- _DATASET RECORDS_

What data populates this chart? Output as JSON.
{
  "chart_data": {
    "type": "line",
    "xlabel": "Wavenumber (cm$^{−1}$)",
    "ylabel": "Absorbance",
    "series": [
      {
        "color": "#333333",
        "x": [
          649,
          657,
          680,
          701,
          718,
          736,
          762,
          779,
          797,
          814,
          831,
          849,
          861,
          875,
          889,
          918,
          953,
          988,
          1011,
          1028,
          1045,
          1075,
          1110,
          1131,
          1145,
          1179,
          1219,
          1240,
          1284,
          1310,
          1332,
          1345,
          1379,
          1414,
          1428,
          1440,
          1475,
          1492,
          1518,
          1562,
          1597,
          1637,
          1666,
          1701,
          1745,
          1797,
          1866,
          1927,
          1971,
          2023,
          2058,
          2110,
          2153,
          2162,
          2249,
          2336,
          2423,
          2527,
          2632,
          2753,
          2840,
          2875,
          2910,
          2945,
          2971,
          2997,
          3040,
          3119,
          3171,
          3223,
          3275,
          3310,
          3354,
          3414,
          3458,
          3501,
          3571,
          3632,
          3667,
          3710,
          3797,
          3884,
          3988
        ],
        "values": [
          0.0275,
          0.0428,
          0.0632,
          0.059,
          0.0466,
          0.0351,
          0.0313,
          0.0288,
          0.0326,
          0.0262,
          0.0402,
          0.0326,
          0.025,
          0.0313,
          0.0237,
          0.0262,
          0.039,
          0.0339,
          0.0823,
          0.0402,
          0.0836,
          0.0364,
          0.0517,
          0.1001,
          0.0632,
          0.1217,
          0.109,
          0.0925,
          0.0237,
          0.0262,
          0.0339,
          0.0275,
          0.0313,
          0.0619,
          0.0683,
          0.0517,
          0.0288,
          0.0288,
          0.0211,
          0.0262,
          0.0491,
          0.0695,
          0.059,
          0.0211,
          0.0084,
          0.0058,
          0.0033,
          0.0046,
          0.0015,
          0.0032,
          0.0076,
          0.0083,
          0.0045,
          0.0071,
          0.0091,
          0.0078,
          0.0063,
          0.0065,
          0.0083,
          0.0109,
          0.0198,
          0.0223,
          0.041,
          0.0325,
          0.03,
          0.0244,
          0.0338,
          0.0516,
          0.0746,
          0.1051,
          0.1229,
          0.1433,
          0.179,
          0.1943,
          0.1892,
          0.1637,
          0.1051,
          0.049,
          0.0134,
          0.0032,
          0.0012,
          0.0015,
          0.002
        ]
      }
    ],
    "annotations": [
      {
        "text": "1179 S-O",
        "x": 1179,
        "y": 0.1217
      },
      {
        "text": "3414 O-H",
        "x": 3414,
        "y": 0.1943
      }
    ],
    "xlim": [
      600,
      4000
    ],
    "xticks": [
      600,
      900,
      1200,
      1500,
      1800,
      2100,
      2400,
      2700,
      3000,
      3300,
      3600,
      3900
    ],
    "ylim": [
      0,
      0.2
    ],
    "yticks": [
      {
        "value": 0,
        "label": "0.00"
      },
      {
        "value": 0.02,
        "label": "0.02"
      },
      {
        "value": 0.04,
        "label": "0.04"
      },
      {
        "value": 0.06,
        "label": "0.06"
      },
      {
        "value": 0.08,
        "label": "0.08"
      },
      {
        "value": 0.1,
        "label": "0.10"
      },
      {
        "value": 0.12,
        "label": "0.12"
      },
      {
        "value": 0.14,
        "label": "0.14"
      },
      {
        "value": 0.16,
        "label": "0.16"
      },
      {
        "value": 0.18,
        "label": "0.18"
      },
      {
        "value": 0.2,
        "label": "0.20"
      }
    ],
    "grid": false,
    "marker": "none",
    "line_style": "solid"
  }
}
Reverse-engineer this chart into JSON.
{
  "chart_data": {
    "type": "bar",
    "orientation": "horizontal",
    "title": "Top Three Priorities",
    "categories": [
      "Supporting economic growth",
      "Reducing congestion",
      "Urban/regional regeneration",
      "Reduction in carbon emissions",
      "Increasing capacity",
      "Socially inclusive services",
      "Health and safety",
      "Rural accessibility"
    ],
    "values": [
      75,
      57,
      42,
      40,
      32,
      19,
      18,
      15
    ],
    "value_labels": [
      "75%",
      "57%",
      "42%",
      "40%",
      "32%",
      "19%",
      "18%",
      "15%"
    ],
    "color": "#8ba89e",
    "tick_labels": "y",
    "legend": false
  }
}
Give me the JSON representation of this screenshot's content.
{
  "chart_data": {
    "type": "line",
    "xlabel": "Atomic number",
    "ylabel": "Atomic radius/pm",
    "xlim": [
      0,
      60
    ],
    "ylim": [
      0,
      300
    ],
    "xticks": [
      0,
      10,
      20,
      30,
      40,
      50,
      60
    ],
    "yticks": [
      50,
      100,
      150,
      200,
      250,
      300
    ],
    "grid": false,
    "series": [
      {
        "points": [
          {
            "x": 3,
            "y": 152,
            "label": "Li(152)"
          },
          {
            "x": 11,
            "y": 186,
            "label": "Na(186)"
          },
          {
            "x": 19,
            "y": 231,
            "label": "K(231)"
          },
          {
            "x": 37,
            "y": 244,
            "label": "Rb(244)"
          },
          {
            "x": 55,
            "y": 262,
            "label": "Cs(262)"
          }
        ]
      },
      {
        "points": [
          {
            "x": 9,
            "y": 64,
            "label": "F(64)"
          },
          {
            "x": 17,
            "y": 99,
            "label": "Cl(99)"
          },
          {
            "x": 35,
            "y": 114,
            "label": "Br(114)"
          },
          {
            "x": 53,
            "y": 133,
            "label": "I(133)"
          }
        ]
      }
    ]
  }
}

- _DIRECTIONS_
From the listing above, extract every line exactly as it stands.

- _WRITTEN RESPONSE_
What data populates this chart? Output as JSON.
{
  "chart_data": {
    "type": "line",
    "xlabel": "Wavenumber (cm$^{−1}$)",
    "ylabel": "Absorbance",
    "series": [
      {
        "color": "#333333",
        "x": [
          649,
          657,
          680,
          701,
          718,
          736,
          762,
          779,
          797,
          814,
          831,
          849,
          861,
          875,
          889,
          918,
          953,
          988,
          1011,
          1028,
          1045,
          1075,
          1110,
          1131,
          1145,
          1179,
          1219,
          1240,
          1284,
          1310,
          1332,
          1345,
          1379,
          1414,
          1428,
          1440,
          1475,
          1492,
          1518,
          1562,
          1597,
          1637,
          1666,
          1701,
          1745,
          1797,
          1866,
          1927,
          1971,
          2023,
          2058,
          2110,
          2153,
          2162,
          2249,
          2336,
          2423,
          2527,
          2632,
          2753,
          2840,
          2875,
          2910,
          2945,
          2971,
          2997,
          3040,
          3119,
          3171,
          3223,
          3275,
          3310,
          3354,
          3414,
          3458,
          3501,
          3571,
          3632,
          3667,
          3710,
          3797,
          3884,
          3988
        ],
        "values": [
          0.0275,
          0.0428,
          0.0632,
          0.059,
          0.0466,
          0.0351,
          0.0313,
          0.0288,
          0.0326,
          0.0262,
          0.0402,
          0.0326,
          0.025,
          0.0313,
          0.0237,
          0.0262,
          0.039,
          0.0339,
          0.0823,
          0.0402,
          0.0836,
          0.0364,
          0.0517,
          0.1001,
          0.0632,
          0.1217,
          0.109,
          0.0925,
          0.0237,
          0.0262,
          0.0339,
          0.0275,
          0.0313,
          0.0619,
          0.0683,
          0.0517,
          0.0288,
          0.0288,
          0.0211,
          0.0262,
          0.0491,
          0.0695,
          0.059,
          0.0211,
          0.0084,
          0.0058,
          0.0033,
          0.0046,
          0.0015,
          0.0032,
          0.0076,
          0.0083,
          0.0045,
          0.0071,
          0.0091,
          0.0078,
          0.0063,
          0.0065,
          0.0083,
          0.0109,
          0.0198,
          0.0223,
          0.041,
          0.0325,
          0.03,
          0.0244,
          0.0338,
          0.0516,
          0.0746,
          0.1051,
          0.1229,
          0.1433,
          0.179,
          0.1943,
          0.1892,
          0.1637,
          0.1051,
          0.049,
          0.0134,
          0.0032,
          0.0012,
          0.0015,
          0.002
        ]
      }
    ],
    "annotations": [
      {
        "text": "1179 S-O",
        "x": 1179,
        "y": 0.1217
      },
      {
        "text": "3414 O-H",
        "x": 3414,
        "y": 0.1943
      }
    ],
    "xlim": [
      600,
      4000
    ],
    "xticks": [
      600,
      900,
      1200,
      1500,
      1800,
      2100,
      2400,
      2700,
      3000,
      3300,
      3600,
      3900
    ],
    "ylim": [
      0,
      0.2
    ],
    "yticks": [
      {
        "value": 0,
        "label": "0.00"
      },
      {
        "value": 0.02,
        "label": "0.02"
      },
      {
        "value": 0.04,
        "label": "0.04"
      },
      {
        "value": 0.06,
        "label": "0.06"
      },
      {
        "value": 0.08,
        "label": "0.08"
      },
      {
        "value": 0.1,
        "label": "0.10"
      },
      {
        "value": 0.12,
        "label": "0.12"
      },
      {
        "value": 0.14,
        "label": "0.14"
      },
      {
        "value": 0.16,
        "label": "0.16"
      },
      {
        "value": 0.18,
        "label": "0.18"
      },
      {
        "value": 0.2,
        "label": "0.20"
      }
    ],
    "grid": false,
    "marker": "none",
    "line_style": "solid"
  }
}
Reverse-engineer this chart into JSON.
{
  "chart_data": {
    "type": "bar",
    "orientation": "horizontal",
    "title": "Top Three Priorities",
    "categories": [
      "Supporting economic growth",
      "Reducing congestion",
      "Urban/regional regeneration",
      "Reduction in carbon emissions",
      "Increasing capacity",
      "Socially inclusive services",
      "Health and safety",
      "Rural accessibility"
    ],
    "values": [
      75,
      57,
      42,
      40,
      32,
      19,
      18,
      15
    ],
    "value_labels": [
      "75%",
      "57%",
      "42%",
      "40%",
      "32%",
      "19%",
      "18%",
      "15%"
    ],
    "color": "#8ba89e",
    "tick_labels": "y",
    "legend": false
  }
}
Give me the JSON representation of this screenshot's content.
{
  "chart_data": {
    "type": "line",
    "xlabel": "Atomic number",
    "ylabel": "Atomic radius/pm",
    "xlim": [
      0,
      60
    ],
    "ylim": [
      0,
      300
    ],
    "xticks": [
      0,
      10,
      20,
      30,
      40,
      50,
      60
    ],
    "yticks": [
      50,
      100,
      150,
      200,
      250,
      300
    ],
    "grid": false,
    "series": [
      {
        "points": [
          {
            "x": 3,
            "y": 152,
            "label": "Li(152)"
          },
          {
            "x": 11,
            "y": 186,
            "label": "Na(186)"
          },
          {
            "x": 19,
            "y": 231,
            "label": "K(231)"
          },
          {
            "x": 37,
            "y": 244,
            "label": "Rb(244)"
          },
          {
            "x": 55,
            "y": 262,
            "label": "Cs(262)"
          }
        ]
      },
      {
        "points": [
          {
            "x": 9,
            "y": 64,
            "label": "F(64)"
          },
          {
            "x": 17,
            "y": 99,
            "label": "Cl(99)"
          },
          {
            "x": 35,
            "y": 114,
            "label": "Br(114)"
          },
          {
            "x": 53,
            "y": 133,
            "label": "I(133)"
          }
        ]
      }
    ]
  }
}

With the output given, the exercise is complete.